### [EXERCISE DIRECTIONS]
Write out every line of the material exactly as it appears.

[Saved entries]
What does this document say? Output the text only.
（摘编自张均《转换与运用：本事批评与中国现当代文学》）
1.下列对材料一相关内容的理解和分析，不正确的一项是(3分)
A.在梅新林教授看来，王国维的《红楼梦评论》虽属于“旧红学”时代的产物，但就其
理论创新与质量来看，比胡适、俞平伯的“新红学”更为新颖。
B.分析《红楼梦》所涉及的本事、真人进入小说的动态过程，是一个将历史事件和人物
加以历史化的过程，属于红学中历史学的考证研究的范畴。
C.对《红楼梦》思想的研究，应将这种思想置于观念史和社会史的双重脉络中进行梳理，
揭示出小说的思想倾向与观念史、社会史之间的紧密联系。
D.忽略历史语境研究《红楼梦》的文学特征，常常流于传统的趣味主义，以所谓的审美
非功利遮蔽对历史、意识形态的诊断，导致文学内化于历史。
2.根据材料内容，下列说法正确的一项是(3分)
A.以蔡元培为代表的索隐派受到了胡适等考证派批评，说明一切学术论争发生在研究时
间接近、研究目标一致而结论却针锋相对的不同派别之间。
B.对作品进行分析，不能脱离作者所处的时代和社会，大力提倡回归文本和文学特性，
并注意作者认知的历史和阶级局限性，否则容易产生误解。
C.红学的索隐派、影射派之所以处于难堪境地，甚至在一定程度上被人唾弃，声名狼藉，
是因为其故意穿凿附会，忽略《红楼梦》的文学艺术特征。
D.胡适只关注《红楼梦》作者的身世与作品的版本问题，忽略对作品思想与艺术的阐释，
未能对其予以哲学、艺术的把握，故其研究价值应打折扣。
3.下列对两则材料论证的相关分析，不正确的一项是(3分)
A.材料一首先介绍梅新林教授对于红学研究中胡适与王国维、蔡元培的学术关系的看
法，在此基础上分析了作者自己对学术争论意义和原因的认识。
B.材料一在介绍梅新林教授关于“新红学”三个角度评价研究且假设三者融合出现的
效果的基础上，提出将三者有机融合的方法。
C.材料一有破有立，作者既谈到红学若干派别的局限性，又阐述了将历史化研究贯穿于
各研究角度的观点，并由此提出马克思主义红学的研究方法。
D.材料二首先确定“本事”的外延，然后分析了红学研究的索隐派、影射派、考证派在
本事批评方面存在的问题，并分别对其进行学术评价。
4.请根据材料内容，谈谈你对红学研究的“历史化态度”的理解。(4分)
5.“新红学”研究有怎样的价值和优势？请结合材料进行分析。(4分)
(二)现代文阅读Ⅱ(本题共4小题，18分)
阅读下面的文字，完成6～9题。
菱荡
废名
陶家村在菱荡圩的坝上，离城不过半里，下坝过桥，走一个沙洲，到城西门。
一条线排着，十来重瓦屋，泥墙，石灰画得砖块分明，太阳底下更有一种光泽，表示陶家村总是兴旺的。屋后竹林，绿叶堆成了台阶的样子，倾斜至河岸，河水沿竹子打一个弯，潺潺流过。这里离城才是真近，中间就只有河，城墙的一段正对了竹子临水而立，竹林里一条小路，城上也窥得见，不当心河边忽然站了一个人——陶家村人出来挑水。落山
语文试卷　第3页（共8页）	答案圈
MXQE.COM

### [RESULT OF THE TASK]
What does this document say? Output the text only.
（摘编自张均《转换与运用：本事批评与中国现当代文学》）
1.下列对材料一相关内容的理解和分析，不正确的一项是(3分)
A.在梅新林教授看来，王国维的《红楼梦评论》虽属于“旧红学”时代的产物，但就其
理论创新与质量来看，比胡适、俞平伯的“新红学”更为新颖。
B.分析《红楼梦》所涉及的本事、真人进入小说的动态过程，是一个将历史事件和人物
加以历史化的过程，属于红学中历史学的考证研究的范畴。
C.对《红楼梦》思想的研究，应将这种思想置于观念史和社会史的双重脉络中进行梳理，
揭示出小说的思想倾向与观念史、社会史之间的紧密联系。
D.忽略历史语境研究《红楼梦》的文学特征，常常流于传统的趣味主义，以所谓的审美
非功利遮蔽对历史、意识形态的诊断，导致文学内化于历史。
2.根据材料内容，下列说法正确的一项是(3分)
A.以蔡元培为代表的索隐派受到了胡适等考证派批评，说明一切学术论争发生在研究时
间接近、研究目标一致而结论却针锋相对的不同派别之间。
B.对作品进行分析，不能脱离作者所处的时代和社会，大力提倡回归文本和文学特性，
并注意作者认知的历史和阶级局限性，否则容易产生误解。
C.红学的索隐派、影射派之所以处于难堪境地，甚至在一定程度上被人唾弃，声名狼藉，
是因为其故意穿凿附会，忽略《红楼梦》的文学艺术特征。
D.胡适只关注《红楼梦》作者的身世与作品的版本问题，忽略对作品思想与艺术的阐释，
未能对其予以哲学、艺术的把握，故其研究价值应打折扣。
3.下列对两则材料论证的相关分析，不正确的一项是(3分)
A.材料一首先介绍梅新林教授对于红学研究中胡适与王国维、蔡元培的学术关系的看
法，在此基础上分析了作者自己对学术争论意义和原因的认识。
B.材料一在介绍梅新林教授关于“新红学”三个角度评价研究且假设三者融合出现的
效果的基础上，提出将三者有机融合的方法。
C.材料一有破有立，作者既谈到红学若干派别的局限性，又阐述了将历史化研究贯穿于
各研究角度的观点，并由此提出马克思主义红学的研究方法。
D.材料二首先确定“本事”的外延，然后分析了红学研究的索隐派、影射派、考证派在
本事批评方面存在的问题，并分别对其进行学术评价。
4.请根据材料内容，谈谈你对红学研究的“历史化态度”的理解。(4分)
5.“新红学”研究有怎样的价值和优势？请结合材料进行分析。(4分)
(二)现代文阅读Ⅱ(本题共4小题，18分)
阅读下面的文字，完成6～9题。
菱荡
废名
陶家村在菱荡圩的坝上，离城不过半里，下坝过桥，走一个沙洲，到城西门。
一条线排着，十来重瓦屋，泥墙，石灰画得砖块分明，太阳底下更有一种光泽，表示陶家村总是兴旺的。屋后竹林，绿叶堆成了台阶的样子，倾斜至河岸，河水沿竹子打一个弯，潺潺流过。这里离城才是真近，中间就只有河，城墙的一段正对了竹子临水而立，竹林里一条小路，城上也窥得见，不当心河边忽然站了一个人——陶家村人出来挑水。落山
语文试卷　第3页（共8页）	答案圈
MXQE.COM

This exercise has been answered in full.